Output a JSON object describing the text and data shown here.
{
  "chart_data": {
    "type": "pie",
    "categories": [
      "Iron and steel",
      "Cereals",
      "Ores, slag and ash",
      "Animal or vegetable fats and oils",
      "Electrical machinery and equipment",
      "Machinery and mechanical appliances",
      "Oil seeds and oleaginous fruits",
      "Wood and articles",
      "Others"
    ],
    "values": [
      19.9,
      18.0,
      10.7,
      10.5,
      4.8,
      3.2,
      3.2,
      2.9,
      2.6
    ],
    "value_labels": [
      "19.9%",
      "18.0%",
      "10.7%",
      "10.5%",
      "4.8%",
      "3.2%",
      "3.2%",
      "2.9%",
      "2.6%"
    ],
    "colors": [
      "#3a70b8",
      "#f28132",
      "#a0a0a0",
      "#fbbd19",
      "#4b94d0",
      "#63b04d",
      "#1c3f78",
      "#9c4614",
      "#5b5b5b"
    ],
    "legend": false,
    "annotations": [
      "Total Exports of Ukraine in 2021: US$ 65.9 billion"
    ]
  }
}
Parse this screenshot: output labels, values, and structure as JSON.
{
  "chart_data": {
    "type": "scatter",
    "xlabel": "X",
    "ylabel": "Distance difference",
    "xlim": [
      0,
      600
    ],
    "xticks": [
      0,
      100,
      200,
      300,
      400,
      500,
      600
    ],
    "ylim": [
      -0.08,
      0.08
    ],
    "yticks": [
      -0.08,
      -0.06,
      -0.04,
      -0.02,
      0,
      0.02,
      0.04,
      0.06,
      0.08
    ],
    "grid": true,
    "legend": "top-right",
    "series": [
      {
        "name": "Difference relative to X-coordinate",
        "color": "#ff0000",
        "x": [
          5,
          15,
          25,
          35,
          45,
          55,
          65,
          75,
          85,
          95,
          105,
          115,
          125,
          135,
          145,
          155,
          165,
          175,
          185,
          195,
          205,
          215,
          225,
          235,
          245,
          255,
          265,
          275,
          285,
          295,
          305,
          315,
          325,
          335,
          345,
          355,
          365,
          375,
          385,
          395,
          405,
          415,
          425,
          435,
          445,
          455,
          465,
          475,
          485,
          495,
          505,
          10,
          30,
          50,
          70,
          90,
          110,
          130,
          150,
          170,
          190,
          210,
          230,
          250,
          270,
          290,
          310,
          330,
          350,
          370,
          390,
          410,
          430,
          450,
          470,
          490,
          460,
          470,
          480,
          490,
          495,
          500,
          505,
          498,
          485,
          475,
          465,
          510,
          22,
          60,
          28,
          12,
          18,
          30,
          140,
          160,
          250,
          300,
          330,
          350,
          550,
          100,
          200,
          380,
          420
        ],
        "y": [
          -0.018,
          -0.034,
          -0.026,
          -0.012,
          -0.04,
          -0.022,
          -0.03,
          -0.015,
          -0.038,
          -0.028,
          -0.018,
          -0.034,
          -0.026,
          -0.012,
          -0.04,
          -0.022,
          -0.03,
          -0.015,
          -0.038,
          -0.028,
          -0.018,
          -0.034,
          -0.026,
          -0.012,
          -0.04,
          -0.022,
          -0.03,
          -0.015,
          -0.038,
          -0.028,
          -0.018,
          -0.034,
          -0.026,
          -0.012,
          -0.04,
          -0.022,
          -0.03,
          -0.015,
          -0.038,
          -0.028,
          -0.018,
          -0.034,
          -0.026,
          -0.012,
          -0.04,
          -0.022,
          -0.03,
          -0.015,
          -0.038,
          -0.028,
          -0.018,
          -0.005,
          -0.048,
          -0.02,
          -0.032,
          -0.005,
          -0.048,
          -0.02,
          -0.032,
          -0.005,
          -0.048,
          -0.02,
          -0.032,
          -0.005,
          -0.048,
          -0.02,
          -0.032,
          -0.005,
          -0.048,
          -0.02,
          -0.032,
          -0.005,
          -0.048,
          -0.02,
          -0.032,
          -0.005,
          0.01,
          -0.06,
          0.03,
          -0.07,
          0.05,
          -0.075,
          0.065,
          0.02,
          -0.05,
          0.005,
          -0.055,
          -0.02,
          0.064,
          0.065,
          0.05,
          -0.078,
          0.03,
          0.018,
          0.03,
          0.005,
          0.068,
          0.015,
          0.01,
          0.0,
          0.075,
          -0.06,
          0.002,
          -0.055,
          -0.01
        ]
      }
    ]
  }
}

**Short exercise**
Write out all records exactly, keeping every detail.

**Result**
Output a JSON object describing the text and data shown here.
{
  "chart_data": {
    "type": "pie",
    "categories": [
      "Iron and steel",
      "Cereals",
      "Ores, slag and ash",
      "Animal or vegetable fats and oils",
      "Electrical machinery and equipment",
      "Machinery and mechanical appliances",
      "Oil seeds and oleaginous fruits",
      "Wood and articles",
      "Others"
    ],
    "values": [
      19.9,
      18.0,
      10.7,
      10.5,
      4.8,
      3.2,
      3.2,
      2.9,
      2.6
    ],
    "value_labels": [
      "19.9%",
      "18.0%",
      "10.7%",
      "10.5%",
      "4.8%",
      "3.2%",
      "3.2%",
      "2.9%",
      "2.6%"
    ],
    "colors": [
      "#3a70b8",
      "#f28132",
      "#a0a0a0",
      "#fbbd19",
      "#4b94d0",
      "#63b04d",
      "#1c3f78",
      "#9c4614",
      "#5b5b5b"
    ],
    "legend": false,
    "annotations": [
      "Total Exports of Ukraine in 2021: US$ 65.9 billion"
    ]
  }
}
Parse this screenshot: output labels, values, and structure as JSON.
{
  "chart_data": {
    "type": "scatter",
    "xlabel": "X",
    "ylabel": "Distance difference",
    "xlim": [
      0,
      600
    ],
    "xticks": [
      0,
      100,
      200,
      300,
      400,
      500,
      600
    ],
    "ylim": [
      -0.08,
      0.08
    ],
    "yticks": [
      -0.08,
      -0.06,
      -0.04,
      -0.02,
      0,
      0.02,
      0.04,
      0.06,
      0.08
    ],
    "grid": true,
    "legend": "top-right",
    "series": [
      {
        "name": "Difference relative to X-coordinate",
        "color": "#ff0000",
        "x": [
          5,
          15,
          25,
          35,
          45,
          55,
          65,
          75,
          85,
          95,
          105,
          115,
          125,
          135,
          145,
          155,
          165,
          175,
          185,
          195,
          205,
          215,
          225,
          235,
          245,
          255,
          265,
          275,
          285,
          295,
          305,
          315,
          325,
          335,
          345,
          355,
          365,
          375,
          385,
          395,
          405,
          415,
          425,
          435,
          445,
          455,
          465,
          475,
          485,
          495,
          505,
          10,
          30,
          50,
          70,
          90,
          110,
          130,
          150,
          170,
          190,
          210,
          230,
          250,
          270,
          290,
          310,
          330,
          350,
          370,
          390,
          410,
          430,
          450,
          470,
          490,
          460,
          470,
          480,
          490,
          495,
          500,
          505,
          498,
          485,
          475,
          465,
          510,
          22,
          60,
          28,
          12,
          18,
          30,
          140,
          160,
          250,
          300,
          330,
          350,
          550,
          100,
          200,
          380,
          420
        ],
        "y": [
          -0.018,
          -0.034,
          -0.026,
          -0.012,
          -0.04,
          -0.022,
          -0.03,
          -0.015,
          -0.038,
          -0.028,
          -0.018,
          -0.034,
          -0.026,
          -0.012,
          -0.04,
          -0.022,
          -0.03,
          -0.015,
          -0.038,
          -0.028,
          -0.018,
          -0.034,
          -0.026,
          -0.012,
          -0.04,
          -0.022,
          -0.03,
          -0.015,
          -0.038,
          -0.028,
          -0.018,
          -0.034,
          -0.026,
          -0.012,
          -0.04,
          -0.022,
          -0.03,
          -0.015,
          -0.038,
          -0.028,
          -0.018,
          -0.034,
          -0.026,
          -0.012,
          -0.04,
          -0.022,
          -0.03,
          -0.015,
          -0.038,
          -0.028,
          -0.018,
          -0.005,
          -0.048,
          -0.02,
          -0.032,
          -0.005,
          -0.048,
          -0.02,
          -0.032,
          -0.005,
          -0.048,
          -0.02,
          -0.032,
          -0.005,
          -0.048,
          -0.02,
          -0.032,
          -0.005,
          -0.048,
          -0.02,
          -0.032,
          -0.005,
          -0.048,
          -0.02,
          -0.032,
          -0.005,
          0.01,
          -0.06,
          0.03,
          -0.07,
          0.05,
          -0.075,
          0.065,
          0.02,
          -0.05,
          0.005,
          -0.055,
          -0.02,
          0.064,
          0.065,
          0.05,
          -0.078,
          0.03,
          0.018,
          0.03,
          0.005,
          0.068,
          0.015,
          0.01,
          0.0,
          0.075,
          -0.06,
          0.002,
          -0.055,
          -0.01
        ]
      }
    ]
  }
}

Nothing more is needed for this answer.